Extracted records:

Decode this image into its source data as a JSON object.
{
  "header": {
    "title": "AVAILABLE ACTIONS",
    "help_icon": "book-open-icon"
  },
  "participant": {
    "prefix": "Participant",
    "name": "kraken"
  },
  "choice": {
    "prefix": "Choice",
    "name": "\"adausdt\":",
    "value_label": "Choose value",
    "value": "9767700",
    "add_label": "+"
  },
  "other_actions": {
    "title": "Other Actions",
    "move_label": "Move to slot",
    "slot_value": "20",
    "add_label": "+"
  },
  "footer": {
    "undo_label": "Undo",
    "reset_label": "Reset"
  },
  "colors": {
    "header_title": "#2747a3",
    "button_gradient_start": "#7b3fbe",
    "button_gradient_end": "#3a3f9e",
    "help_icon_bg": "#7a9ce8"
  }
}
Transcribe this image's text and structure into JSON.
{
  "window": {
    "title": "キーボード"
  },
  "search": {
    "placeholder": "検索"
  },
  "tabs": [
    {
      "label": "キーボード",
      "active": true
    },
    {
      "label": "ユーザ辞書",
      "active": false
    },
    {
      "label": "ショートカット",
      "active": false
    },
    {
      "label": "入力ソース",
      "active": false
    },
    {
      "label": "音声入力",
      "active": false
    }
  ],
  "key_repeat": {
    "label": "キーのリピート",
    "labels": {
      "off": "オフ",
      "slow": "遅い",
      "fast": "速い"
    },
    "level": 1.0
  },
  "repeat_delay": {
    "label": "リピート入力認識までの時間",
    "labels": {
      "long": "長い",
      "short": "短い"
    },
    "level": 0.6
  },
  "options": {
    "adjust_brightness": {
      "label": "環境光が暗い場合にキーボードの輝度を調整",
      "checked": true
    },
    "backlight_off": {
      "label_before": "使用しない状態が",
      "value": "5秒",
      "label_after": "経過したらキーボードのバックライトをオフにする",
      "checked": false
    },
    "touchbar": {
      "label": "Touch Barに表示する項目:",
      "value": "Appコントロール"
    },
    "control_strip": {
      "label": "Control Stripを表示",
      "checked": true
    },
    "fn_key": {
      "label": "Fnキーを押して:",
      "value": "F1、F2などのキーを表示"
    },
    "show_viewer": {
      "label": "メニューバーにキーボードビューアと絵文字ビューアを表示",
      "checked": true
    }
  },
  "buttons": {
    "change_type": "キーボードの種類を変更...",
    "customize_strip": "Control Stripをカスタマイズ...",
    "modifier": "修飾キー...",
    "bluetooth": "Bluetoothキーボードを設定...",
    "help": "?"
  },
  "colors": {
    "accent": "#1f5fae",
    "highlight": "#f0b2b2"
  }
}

> SHORT TASK
Tell how many lines of the records above hold the string "JSON". Give no other text.

> ANSWER BELOW
2